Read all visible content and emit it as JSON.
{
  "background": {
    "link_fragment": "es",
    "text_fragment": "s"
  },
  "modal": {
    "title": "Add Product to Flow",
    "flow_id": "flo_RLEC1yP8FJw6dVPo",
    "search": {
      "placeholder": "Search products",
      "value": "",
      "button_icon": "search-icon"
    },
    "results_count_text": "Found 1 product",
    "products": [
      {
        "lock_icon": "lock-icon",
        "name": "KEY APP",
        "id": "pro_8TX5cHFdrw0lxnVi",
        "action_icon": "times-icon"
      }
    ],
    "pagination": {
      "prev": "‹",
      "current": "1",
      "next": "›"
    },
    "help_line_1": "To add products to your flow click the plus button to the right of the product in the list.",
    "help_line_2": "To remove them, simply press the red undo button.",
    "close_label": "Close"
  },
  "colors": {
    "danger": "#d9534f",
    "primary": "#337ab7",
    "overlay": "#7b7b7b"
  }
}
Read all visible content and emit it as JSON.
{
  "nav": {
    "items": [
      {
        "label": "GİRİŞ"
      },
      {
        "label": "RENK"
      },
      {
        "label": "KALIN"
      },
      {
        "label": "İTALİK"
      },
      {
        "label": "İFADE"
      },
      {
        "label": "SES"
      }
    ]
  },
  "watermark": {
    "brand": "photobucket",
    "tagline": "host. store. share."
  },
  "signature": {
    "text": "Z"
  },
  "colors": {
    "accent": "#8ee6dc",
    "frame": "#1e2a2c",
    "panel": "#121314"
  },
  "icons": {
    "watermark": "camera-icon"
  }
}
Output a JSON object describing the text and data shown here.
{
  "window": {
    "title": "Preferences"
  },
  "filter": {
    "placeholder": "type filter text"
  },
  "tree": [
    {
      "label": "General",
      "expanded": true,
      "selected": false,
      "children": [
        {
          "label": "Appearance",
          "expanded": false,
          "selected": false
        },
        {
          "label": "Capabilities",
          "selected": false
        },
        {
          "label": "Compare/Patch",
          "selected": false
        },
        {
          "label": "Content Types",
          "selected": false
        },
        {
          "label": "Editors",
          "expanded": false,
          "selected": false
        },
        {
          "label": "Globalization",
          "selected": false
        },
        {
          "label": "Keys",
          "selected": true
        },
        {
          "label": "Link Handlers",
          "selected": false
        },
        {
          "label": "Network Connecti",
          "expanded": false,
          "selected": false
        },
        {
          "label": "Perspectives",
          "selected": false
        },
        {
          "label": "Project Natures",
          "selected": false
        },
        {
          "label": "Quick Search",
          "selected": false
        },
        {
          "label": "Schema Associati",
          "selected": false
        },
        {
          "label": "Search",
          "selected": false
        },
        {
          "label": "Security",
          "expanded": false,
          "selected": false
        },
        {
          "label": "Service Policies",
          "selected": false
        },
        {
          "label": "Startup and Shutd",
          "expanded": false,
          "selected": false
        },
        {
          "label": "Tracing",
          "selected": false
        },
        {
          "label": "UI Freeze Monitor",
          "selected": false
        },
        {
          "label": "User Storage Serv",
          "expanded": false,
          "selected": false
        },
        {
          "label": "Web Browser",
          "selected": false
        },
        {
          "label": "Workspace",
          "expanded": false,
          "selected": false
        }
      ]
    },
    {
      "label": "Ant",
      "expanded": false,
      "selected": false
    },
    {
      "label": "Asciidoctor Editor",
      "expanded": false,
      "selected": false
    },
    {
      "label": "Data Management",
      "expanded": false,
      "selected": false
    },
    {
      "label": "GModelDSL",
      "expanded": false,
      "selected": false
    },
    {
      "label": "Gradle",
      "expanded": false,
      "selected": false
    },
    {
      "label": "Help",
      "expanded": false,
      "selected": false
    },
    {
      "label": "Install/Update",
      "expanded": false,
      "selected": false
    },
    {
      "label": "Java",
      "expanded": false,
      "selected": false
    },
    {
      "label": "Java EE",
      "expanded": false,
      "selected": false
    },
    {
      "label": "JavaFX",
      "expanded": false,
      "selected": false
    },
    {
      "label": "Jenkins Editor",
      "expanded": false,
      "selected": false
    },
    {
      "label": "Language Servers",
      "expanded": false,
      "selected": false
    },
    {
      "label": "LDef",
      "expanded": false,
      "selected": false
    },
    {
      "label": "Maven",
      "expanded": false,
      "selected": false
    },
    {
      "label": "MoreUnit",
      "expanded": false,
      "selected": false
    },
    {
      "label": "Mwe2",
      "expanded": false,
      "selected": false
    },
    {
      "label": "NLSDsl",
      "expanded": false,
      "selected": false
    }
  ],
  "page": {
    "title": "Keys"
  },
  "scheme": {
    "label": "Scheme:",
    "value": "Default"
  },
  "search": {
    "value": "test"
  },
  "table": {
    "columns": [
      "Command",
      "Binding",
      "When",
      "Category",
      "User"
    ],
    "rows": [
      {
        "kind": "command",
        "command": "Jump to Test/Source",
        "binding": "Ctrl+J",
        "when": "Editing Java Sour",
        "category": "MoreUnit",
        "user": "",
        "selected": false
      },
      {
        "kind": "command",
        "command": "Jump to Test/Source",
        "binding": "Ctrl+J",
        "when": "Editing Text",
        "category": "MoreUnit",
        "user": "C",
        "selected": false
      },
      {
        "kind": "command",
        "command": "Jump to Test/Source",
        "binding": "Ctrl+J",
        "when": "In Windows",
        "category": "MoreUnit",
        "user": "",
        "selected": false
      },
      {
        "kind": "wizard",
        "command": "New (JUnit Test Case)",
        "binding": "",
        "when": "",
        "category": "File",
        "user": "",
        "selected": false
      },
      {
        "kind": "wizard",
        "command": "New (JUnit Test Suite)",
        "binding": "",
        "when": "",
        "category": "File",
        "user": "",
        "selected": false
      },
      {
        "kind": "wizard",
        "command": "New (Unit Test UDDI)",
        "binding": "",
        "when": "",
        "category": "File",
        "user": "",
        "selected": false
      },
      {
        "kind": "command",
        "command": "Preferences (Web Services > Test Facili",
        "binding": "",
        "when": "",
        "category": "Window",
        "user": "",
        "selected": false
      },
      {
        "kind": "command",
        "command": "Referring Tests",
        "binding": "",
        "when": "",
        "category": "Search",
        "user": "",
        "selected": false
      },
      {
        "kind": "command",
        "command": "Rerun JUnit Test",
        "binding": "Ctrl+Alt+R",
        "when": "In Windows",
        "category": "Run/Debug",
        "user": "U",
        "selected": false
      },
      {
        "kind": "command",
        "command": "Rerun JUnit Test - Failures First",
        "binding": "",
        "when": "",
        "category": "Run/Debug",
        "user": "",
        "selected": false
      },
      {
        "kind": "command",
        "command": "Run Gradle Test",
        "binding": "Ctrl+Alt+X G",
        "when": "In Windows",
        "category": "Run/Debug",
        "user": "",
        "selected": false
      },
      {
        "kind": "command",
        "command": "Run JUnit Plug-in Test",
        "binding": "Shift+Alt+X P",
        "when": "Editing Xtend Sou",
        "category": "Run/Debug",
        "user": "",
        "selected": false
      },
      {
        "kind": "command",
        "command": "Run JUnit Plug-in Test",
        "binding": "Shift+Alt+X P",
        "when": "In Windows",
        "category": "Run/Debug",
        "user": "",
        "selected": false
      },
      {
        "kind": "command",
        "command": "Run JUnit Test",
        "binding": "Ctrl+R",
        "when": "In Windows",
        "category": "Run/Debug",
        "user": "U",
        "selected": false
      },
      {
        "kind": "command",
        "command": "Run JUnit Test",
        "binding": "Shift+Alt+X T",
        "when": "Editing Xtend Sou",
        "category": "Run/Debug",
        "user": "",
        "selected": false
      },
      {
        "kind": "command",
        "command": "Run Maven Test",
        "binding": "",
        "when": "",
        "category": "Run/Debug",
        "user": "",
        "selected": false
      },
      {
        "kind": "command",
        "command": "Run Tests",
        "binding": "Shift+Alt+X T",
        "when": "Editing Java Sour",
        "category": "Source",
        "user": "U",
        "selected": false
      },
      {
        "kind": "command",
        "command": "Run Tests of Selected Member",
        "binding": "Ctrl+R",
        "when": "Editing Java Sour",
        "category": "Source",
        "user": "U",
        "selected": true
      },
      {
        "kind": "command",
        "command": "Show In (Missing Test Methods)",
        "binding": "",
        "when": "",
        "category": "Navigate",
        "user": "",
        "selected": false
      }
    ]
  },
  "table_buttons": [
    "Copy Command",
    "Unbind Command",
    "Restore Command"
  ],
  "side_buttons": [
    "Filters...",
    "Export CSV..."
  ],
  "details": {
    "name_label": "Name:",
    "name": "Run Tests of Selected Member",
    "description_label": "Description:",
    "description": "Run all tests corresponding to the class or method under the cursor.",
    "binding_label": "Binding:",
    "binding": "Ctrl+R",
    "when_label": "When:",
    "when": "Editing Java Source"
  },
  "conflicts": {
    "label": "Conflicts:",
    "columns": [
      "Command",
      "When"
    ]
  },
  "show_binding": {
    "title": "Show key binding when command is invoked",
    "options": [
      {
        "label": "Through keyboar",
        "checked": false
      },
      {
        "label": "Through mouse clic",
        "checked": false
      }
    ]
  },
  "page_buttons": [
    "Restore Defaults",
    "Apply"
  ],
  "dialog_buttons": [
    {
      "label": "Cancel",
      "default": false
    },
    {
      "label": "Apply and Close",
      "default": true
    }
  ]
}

====

_Direction_. Extract all lines containing the word "title".

_Result of this exercise_.
    "title": "Add Product to Flow",
    "title": "Preferences"
    "title": "Keys"
    "title": "Show key binding when command is invoked",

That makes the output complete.